INSTRUCTIONS FOR THE TASK
Answer with a single number, the count of lines holding the word "Perdomo".

EXERCISE INPUT

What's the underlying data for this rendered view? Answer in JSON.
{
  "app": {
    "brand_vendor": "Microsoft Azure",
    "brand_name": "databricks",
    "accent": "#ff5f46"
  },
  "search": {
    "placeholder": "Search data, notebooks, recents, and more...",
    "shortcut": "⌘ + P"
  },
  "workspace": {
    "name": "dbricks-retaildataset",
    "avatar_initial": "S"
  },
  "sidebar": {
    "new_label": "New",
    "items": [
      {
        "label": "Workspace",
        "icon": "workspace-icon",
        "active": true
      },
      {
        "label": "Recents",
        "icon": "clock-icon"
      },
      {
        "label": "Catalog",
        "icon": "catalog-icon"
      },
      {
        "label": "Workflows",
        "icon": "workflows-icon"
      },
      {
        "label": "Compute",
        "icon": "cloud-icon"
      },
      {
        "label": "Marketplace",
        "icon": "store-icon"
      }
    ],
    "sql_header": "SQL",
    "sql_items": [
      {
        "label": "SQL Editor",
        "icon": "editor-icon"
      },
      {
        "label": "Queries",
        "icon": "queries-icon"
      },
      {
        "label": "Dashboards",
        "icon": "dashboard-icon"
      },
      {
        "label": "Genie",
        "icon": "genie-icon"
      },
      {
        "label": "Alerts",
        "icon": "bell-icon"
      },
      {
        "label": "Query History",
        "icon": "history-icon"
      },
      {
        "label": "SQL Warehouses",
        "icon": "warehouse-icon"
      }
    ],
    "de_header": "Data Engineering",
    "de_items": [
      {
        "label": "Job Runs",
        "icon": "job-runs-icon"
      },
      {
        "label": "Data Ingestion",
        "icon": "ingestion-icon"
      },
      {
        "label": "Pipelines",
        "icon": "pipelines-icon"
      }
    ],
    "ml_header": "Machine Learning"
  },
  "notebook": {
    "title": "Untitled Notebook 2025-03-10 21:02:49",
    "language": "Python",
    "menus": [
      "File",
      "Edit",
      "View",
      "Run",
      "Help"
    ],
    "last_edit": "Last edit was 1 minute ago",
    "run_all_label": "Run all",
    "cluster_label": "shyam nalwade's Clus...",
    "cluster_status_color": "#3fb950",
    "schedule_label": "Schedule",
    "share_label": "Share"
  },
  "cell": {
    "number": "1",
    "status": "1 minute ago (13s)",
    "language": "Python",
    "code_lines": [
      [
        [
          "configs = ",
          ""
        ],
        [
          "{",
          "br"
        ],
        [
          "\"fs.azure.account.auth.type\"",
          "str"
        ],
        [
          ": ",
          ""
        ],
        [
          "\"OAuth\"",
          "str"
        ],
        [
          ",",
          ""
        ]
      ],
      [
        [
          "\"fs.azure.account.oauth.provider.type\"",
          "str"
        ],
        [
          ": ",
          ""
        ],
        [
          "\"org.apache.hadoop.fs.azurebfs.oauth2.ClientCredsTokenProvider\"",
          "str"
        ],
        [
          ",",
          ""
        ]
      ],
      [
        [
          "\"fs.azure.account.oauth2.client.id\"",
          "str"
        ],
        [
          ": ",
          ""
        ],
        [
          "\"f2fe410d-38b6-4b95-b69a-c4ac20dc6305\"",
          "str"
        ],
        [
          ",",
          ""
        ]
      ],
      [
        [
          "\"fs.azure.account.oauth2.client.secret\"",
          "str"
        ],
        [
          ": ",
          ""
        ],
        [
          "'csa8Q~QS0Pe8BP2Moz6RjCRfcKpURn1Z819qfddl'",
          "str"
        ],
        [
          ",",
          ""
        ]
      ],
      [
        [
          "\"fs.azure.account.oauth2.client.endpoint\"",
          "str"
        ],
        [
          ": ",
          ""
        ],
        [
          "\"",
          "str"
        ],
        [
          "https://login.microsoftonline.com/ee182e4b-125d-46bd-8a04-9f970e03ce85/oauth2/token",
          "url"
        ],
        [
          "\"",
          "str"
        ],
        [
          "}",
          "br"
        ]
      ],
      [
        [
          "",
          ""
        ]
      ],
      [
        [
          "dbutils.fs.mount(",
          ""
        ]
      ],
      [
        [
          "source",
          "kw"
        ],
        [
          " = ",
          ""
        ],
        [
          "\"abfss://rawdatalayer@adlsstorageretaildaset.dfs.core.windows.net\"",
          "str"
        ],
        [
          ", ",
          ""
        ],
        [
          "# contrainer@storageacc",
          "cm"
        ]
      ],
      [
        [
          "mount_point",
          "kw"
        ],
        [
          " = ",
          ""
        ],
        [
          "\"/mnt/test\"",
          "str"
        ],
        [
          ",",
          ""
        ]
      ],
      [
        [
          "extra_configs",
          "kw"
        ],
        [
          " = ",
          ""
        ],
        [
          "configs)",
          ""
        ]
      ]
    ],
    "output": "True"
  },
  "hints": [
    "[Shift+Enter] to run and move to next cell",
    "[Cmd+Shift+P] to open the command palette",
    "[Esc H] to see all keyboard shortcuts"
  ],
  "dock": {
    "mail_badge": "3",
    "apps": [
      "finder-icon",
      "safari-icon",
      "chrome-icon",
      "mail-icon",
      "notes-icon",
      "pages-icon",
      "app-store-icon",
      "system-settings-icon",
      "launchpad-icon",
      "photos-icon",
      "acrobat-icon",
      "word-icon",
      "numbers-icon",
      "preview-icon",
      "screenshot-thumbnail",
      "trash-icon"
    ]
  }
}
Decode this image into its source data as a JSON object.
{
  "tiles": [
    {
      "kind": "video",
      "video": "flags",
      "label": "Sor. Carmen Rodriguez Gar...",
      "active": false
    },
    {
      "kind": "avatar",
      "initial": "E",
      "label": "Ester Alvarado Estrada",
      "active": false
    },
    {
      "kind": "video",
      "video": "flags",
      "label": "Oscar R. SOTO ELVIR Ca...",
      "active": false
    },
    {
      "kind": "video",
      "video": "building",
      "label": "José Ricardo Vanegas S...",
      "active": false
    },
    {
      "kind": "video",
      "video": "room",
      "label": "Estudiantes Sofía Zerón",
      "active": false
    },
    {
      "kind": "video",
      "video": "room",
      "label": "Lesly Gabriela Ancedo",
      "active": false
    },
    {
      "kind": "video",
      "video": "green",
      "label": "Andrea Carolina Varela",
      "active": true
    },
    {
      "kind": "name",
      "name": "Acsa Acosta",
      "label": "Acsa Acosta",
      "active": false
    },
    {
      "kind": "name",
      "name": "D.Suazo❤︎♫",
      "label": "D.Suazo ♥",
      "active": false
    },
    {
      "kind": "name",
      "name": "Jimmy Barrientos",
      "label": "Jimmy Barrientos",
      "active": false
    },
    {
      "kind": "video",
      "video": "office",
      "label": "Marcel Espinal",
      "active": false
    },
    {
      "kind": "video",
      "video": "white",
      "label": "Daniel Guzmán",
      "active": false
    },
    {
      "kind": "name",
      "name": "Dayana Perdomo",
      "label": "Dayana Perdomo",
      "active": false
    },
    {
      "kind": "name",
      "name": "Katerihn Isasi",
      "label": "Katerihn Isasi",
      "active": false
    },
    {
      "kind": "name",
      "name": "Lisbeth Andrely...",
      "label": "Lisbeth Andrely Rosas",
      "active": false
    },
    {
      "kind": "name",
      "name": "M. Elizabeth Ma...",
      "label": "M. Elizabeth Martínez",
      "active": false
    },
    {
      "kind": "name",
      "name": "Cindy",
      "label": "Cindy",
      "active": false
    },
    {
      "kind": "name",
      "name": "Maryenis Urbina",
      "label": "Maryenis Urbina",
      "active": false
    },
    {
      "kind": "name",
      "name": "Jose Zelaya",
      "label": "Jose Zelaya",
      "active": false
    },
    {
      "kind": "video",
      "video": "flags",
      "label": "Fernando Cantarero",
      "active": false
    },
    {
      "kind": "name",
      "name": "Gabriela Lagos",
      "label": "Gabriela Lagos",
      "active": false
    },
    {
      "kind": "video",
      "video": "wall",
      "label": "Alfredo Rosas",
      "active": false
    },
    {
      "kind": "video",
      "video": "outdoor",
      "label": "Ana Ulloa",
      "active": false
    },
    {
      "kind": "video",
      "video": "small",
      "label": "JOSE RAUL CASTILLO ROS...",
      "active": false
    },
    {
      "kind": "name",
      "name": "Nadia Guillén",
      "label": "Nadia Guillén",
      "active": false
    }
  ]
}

TASK ANSWER
2